### Exercise instructions
Identify and pull out each line of the entries in which "Output" occurs.
┌─ Provided records
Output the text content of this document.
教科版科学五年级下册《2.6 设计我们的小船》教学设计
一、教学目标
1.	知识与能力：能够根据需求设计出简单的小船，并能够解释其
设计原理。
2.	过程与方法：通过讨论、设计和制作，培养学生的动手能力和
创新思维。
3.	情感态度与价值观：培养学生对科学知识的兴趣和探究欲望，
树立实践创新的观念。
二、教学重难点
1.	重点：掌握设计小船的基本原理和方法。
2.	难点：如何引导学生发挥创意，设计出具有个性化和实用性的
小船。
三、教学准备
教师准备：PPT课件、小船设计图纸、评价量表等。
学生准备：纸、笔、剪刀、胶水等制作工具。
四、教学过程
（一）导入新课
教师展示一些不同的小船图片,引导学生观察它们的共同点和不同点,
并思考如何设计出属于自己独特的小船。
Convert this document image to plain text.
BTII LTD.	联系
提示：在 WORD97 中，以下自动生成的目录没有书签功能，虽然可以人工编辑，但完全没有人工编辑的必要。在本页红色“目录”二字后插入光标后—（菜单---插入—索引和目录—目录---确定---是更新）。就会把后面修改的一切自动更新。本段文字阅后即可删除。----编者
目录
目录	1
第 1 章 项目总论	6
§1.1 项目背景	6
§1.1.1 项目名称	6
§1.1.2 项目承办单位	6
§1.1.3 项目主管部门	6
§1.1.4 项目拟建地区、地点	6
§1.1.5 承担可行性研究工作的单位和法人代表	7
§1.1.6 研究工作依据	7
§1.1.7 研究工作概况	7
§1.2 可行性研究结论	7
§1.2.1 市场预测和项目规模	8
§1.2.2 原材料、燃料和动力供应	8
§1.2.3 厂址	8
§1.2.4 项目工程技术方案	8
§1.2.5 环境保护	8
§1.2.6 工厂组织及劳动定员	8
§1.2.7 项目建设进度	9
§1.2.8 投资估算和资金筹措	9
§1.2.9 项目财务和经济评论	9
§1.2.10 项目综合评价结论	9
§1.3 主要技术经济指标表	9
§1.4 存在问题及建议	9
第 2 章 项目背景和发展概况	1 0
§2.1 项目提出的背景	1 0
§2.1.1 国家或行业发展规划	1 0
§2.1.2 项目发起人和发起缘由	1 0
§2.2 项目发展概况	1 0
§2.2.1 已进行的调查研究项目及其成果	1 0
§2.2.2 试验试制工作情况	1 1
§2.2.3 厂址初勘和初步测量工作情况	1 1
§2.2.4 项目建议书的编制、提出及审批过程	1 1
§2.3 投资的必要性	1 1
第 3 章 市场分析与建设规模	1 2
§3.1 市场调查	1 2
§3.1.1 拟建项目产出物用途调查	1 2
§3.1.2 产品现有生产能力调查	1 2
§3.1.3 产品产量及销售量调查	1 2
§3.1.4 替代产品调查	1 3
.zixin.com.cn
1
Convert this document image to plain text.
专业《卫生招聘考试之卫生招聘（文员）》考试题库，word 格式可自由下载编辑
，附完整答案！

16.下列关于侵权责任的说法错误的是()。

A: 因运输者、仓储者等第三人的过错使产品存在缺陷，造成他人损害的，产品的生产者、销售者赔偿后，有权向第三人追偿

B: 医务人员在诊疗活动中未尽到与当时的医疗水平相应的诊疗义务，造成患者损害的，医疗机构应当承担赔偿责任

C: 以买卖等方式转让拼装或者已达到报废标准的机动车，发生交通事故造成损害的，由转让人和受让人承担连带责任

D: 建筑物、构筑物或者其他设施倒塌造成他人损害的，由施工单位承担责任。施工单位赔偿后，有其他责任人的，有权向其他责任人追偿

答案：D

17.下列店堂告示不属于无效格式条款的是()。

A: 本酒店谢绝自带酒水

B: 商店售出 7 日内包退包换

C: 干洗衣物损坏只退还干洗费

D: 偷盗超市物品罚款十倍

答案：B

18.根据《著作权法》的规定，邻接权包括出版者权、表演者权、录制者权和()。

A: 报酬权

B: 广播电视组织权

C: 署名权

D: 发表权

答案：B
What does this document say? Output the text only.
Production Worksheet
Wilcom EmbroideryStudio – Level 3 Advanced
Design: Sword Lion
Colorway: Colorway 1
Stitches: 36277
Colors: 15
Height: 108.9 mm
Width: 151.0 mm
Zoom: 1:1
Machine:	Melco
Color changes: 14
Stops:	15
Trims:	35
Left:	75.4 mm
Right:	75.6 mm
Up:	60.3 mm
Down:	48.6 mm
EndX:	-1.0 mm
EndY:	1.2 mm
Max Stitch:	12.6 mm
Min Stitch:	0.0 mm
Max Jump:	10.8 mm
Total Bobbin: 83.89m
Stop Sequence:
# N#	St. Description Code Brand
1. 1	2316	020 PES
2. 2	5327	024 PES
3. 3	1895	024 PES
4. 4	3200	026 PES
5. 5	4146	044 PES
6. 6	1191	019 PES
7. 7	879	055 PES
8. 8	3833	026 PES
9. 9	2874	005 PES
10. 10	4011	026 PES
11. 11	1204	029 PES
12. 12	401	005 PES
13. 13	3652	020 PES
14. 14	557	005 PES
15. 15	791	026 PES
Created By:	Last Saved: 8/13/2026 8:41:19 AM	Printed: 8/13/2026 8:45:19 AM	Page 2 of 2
└─
### Result for this exercise
Output the text content of this document.
What does this document say? Output the text only.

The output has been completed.